STATED TASK
Reproduce the lines of the material verbatim, from the line containing "potential-rating-arrow (538, 466, 616, 499)" up to and including the line containing "band-f-range: (21-38) (100, 615, 152, 632)".

# Start of STORED DATA

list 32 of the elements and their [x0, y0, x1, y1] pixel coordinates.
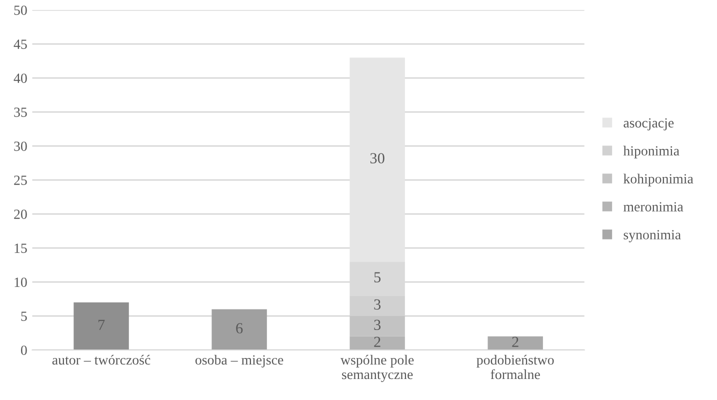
data-label: 2 — [512, 336, 518, 347]
bar — [212, 309, 267, 350]
legend-label: meronimia — [624, 202, 684, 212]
legend-label: kohiponimia — [623, 174, 694, 186]
y-tick-label: 45 — [14, 40, 27, 49]
legend-label: synonimia — [624, 230, 681, 242]
bar — [488, 336, 543, 350]
bar — [74, 302, 129, 350]
y-tick-label: 20 — [14, 210, 27, 219]
data-label: 5 — [374, 272, 381, 282]
data-label: 30 — [370, 153, 384, 164]
data-label: 3 — [374, 320, 381, 330]
bar — [350, 316, 405, 336]
legend-label: asocjacje — [624, 118, 674, 130]
y-tick-label: 15 — [14, 244, 27, 253]
x-tick-label: wspólne pole semantyczne — [340, 354, 414, 382]
bar — [350, 336, 405, 350]
y-tick-label: 10 — [14, 278, 27, 287]
y-tick-label: 35 — [14, 108, 27, 117]
legend-label: hiponimia — [623, 146, 680, 158]
x-tick-label: autor – twórczość — [52, 354, 150, 365]
y-tick-label: 50 — [14, 6, 27, 15]
y-tick-label: 30 — [14, 142, 27, 151]
y-tick-label: 25 — [14, 176, 27, 185]
x-tick-label: podobieństwo formalne — [476, 354, 554, 380]
y-tick-label: 0 — [20, 346, 27, 355]
data-label: 3 — [374, 299, 381, 310]
y-tick-label: 40 — [14, 74, 27, 83]
data-label: 6 — [236, 323, 243, 334]
data-label: 2 — [374, 336, 380, 347]
x-tick-label: osoba – miejsce — [195, 354, 284, 368]
y-tick-label: 5 — [21, 312, 27, 321]
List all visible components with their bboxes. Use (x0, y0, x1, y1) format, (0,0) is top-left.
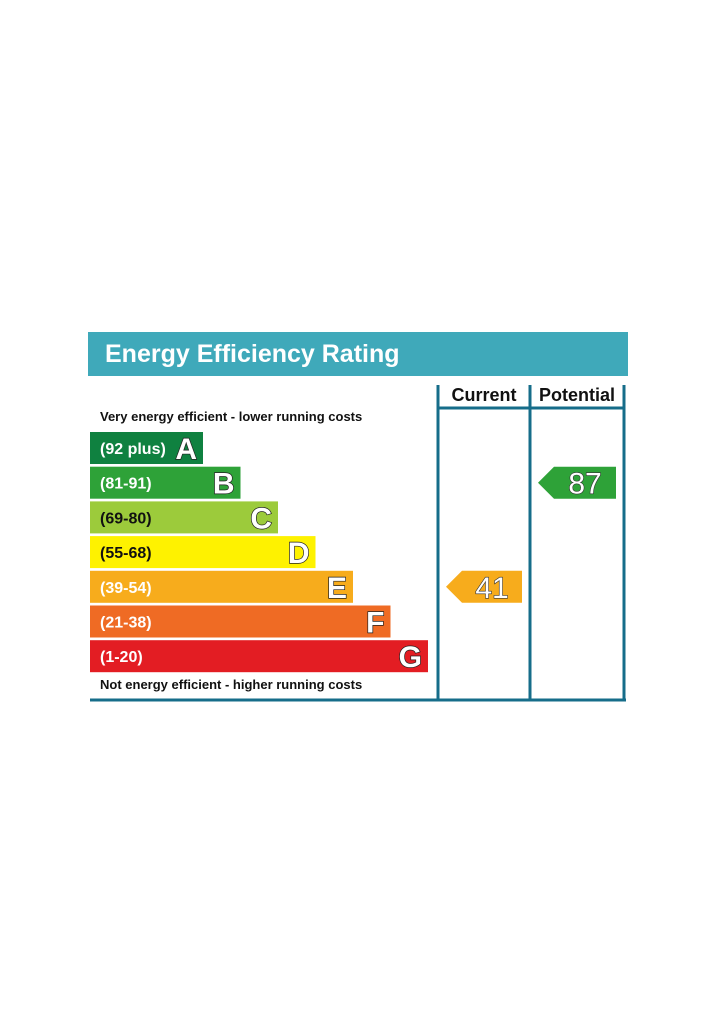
potential-rating-arrow (538, 466, 616, 499)
band-c-range: (69-80) (100, 510, 152, 527)
bottom-caption: Not energy efficient - higher running co… (100, 677, 362, 692)
potential-rating-value: 87 (568, 468, 601, 501)
current-rating-value: 41 (475, 572, 508, 605)
current-rating-arrow (446, 570, 522, 603)
chart-title-bar (88, 332, 628, 376)
chart-frame (90, 385, 626, 702)
band-f-bar (90, 605, 391, 638)
band-b-bar (90, 466, 241, 499)
top-caption: Very energy efficient - lower running co… (100, 409, 362, 424)
band-d-bar (90, 536, 316, 569)
band-c-letter: C (250, 502, 272, 535)
band-a-bar (90, 432, 203, 464)
band-e-letter: E (327, 572, 347, 605)
column-heading-current: Current (451, 385, 516, 405)
band-b-range: (81-91) (100, 476, 152, 493)
rating-bands: (92 plus) A (81-91) B (69-80) C (55-68) D (39-54… (90, 432, 428, 675)
band-f-letter: F (366, 607, 384, 640)
band-g-letter: G (399, 641, 422, 674)
band-a-range: (92 plus) (100, 441, 166, 458)
band-g-bar (90, 640, 428, 673)
band-f-range: (21-38) (100, 615, 152, 632)
band-e-bar (90, 570, 353, 603)
band-d-range: (55-68) (100, 545, 152, 562)
band-e-range: (39-54) (100, 580, 152, 597)
chart-title: Energy Efficiency Rating (105, 340, 400, 368)
rating-arrows: 41 87 (446, 466, 616, 605)
band-d-letter: D (288, 537, 310, 570)
column-heading-potential: Potential (539, 385, 615, 405)
band-g-range: (1-20) (100, 649, 143, 666)
band-a-letter: A (175, 433, 197, 466)
band-c-bar (90, 501, 278, 534)
band-b-letter: B (213, 468, 235, 501)
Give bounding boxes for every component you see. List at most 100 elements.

# End of STORED DATA

THE COMPLETED TASK
potential-rating-arrow (538, 466, 616, 499)
band-c-range: (69-80) (100, 510, 152, 527)
bottom-caption: Not energy efficient - higher running co… (100, 677, 362, 692)
potential-rating-value: 87 (568, 468, 601, 501)
current-rating-value: 41 (475, 572, 508, 605)
current-rating-arrow (446, 570, 522, 603)
chart-title-bar (88, 332, 628, 376)
chart-frame (90, 385, 626, 702)
band-f-bar (90, 605, 391, 638)
band-b-bar (90, 466, 241, 499)
top-caption: Very energy efficient - lower running co… (100, 409, 362, 424)
band-d-bar (90, 536, 316, 569)
band-c-letter: C (250, 502, 272, 535)
band-a-bar (90, 432, 203, 464)
band-e-letter: E (327, 572, 347, 605)
column-heading-current: Current (451, 385, 516, 405)
band-b-range: (81-91) (100, 476, 152, 493)
rating-bands: (92 plus) A (81-91) B (69-80) C (55-68) D (39-54… (90, 432, 428, 675)
band-f-letter: F (366, 607, 384, 640)
band-g-letter: G (399, 641, 422, 674)
band-a-range: (92 plus) (100, 441, 166, 458)
band-g-bar (90, 640, 428, 673)
band-f-range: (21-38) (100, 615, 152, 632)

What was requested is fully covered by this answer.